§ **Brief**: Search the entries below. Return every line that has "name" in it.

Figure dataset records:

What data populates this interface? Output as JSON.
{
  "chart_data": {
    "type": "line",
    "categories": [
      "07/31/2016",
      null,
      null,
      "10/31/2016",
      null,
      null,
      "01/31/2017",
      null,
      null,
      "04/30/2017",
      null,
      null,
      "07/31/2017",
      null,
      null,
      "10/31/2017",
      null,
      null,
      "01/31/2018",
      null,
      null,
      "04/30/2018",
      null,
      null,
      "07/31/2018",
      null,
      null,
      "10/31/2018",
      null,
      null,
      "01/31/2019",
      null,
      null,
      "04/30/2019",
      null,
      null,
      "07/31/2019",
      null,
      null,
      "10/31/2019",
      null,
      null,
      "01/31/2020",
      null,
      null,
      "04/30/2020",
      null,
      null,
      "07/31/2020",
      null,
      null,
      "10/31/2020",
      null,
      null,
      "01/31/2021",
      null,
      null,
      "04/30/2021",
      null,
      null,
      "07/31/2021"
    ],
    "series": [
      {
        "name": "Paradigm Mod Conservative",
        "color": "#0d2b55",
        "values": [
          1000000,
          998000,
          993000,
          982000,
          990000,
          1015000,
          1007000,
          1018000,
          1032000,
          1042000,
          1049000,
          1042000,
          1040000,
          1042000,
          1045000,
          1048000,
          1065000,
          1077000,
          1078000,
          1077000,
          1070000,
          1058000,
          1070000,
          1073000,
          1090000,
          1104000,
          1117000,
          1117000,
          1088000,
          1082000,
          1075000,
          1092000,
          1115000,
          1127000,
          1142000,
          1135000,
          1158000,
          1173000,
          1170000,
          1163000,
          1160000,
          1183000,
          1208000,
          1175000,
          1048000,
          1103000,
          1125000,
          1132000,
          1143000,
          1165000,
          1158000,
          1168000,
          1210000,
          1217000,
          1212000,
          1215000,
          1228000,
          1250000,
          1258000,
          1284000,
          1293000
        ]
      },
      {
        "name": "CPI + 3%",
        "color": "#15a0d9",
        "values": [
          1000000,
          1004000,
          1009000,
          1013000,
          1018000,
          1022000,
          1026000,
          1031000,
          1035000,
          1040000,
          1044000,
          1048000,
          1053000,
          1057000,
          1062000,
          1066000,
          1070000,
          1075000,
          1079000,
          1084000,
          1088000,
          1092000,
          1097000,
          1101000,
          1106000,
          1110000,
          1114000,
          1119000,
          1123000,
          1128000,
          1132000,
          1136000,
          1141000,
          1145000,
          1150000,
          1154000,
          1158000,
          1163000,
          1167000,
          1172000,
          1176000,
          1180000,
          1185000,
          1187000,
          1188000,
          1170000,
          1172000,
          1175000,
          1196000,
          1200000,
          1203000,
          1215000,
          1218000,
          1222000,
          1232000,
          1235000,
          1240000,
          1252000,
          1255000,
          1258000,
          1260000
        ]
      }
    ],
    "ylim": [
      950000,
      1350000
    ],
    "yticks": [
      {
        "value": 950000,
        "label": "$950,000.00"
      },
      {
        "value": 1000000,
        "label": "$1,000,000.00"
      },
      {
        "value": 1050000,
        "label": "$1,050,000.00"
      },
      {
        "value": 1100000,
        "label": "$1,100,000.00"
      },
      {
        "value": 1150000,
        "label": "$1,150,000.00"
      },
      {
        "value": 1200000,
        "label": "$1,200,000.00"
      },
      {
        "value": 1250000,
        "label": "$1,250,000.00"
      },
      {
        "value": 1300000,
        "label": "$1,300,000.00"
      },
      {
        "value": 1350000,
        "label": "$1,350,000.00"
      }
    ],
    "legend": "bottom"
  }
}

§ **Final result**:
        "name": "Paradigm Mod Conservative",
        "name": "CPI + 3%",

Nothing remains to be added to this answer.